# INSTRUCTIONS FOR THE TASK:
Write out each line exactly as it stands, please.

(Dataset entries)
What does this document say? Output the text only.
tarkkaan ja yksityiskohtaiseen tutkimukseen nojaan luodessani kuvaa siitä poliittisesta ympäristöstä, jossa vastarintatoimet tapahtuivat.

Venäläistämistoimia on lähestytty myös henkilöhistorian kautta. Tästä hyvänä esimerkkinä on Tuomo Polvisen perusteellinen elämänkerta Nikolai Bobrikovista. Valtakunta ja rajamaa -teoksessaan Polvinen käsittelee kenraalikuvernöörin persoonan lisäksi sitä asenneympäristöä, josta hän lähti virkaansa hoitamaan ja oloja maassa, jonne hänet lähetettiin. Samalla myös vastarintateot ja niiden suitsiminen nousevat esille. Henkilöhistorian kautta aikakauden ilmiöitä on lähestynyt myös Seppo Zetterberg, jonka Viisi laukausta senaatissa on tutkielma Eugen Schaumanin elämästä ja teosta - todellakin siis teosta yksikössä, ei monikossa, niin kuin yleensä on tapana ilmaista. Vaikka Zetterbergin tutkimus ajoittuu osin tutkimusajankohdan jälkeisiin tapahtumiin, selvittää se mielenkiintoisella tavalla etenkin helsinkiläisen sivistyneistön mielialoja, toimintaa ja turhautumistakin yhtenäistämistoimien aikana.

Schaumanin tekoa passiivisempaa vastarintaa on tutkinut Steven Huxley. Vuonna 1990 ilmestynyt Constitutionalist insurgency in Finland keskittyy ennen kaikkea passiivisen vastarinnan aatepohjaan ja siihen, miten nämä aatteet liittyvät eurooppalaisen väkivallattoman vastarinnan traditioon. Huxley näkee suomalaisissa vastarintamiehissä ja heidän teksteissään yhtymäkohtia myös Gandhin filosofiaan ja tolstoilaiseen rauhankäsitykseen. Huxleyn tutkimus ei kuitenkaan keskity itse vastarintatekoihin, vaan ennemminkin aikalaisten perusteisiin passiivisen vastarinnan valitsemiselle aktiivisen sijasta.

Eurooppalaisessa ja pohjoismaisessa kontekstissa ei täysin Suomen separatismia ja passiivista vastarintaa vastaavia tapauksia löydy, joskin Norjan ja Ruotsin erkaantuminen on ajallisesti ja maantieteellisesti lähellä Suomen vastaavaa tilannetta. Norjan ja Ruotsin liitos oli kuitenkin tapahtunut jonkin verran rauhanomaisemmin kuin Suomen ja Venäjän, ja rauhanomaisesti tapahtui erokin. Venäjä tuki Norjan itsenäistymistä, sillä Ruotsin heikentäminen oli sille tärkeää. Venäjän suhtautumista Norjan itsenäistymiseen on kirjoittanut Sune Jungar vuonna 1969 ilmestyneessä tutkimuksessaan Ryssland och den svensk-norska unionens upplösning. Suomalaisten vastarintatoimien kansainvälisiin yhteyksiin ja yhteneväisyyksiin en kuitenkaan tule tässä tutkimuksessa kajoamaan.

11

# RESPONSE BELOW:
What does this document say? Output the text only.
tarkkaan ja yksityiskohtaiseen tutkimukseen nojaan luodessani kuvaa siitä poliittisesta ympäristöstä, jossa vastarintatoimet tapahtuivat.

Venäläistämistoimia on lähestytty myös henkilöhistorian kautta. Tästä hyvänä esimerkkinä on Tuomo Polvisen perusteellinen elämänkerta Nikolai Bobrikovista. Valtakunta ja rajamaa -teoksessaan Polvinen käsittelee kenraalikuvernöörin persoonan lisäksi sitä asenneympäristöä, josta hän lähti virkaansa hoitamaan ja oloja maassa, jonne hänet lähetettiin. Samalla myös vastarintateot ja niiden suitsiminen nousevat esille. Henkilöhistorian kautta aikakauden ilmiöitä on lähestynyt myös Seppo Zetterberg, jonka Viisi laukausta senaatissa on tutkielma Eugen Schaumanin elämästä ja teosta - todellakin siis teosta yksikössä, ei monikossa, niin kuin yleensä on tapana ilmaista. Vaikka Zetterbergin tutkimus ajoittuu osin tutkimusajankohdan jälkeisiin tapahtumiin, selvittää se mielenkiintoisella tavalla etenkin helsinkiläisen sivistyneistön mielialoja, toimintaa ja turhautumistakin yhtenäistämistoimien aikana.

Schaumanin tekoa passiivisempaa vastarintaa on tutkinut Steven Huxley. Vuonna 1990 ilmestynyt Constitutionalist insurgency in Finland keskittyy ennen kaikkea passiivisen vastarinnan aatepohjaan ja siihen, miten nämä aatteet liittyvät eurooppalaisen väkivallattoman vastarinnan traditioon. Huxley näkee suomalaisissa vastarintamiehissä ja heidän teksteissään yhtymäkohtia myös Gandhin filosofiaan ja tolstoilaiseen rauhankäsitykseen. Huxleyn tutkimus ei kuitenkaan keskity itse vastarintatekoihin, vaan ennemminkin aikalaisten perusteisiin passiivisen vastarinnan valitsemiselle aktiivisen sijasta.

Eurooppalaisessa ja pohjoismaisessa kontekstissa ei täysin Suomen separatismia ja passiivista vastarintaa vastaavia tapauksia löydy, joskin Norjan ja Ruotsin erkaantuminen on ajallisesti ja maantieteellisesti lähellä Suomen vastaavaa tilannetta. Norjan ja Ruotsin liitos oli kuitenkin tapahtunut jonkin verran rauhanomaisemmin kuin Suomen ja Venäjän, ja rauhanomaisesti tapahtui erokin. Venäjä tuki Norjan itsenäistymistä, sillä Ruotsin heikentäminen oli sille tärkeää. Venäjän suhtautumista Norjan itsenäistymiseen on kirjoittanut Sune Jungar vuonna 1969 ilmestyneessä tutkimuksessaan Ryssland och den svensk-norska unionens upplösning. Suomalaisten vastarintatoimien kansainvälisiin yhteyksiin ja yhteneväisyyksiin en kuitenkaan tule tässä tutkimuksessa kajoamaan.

11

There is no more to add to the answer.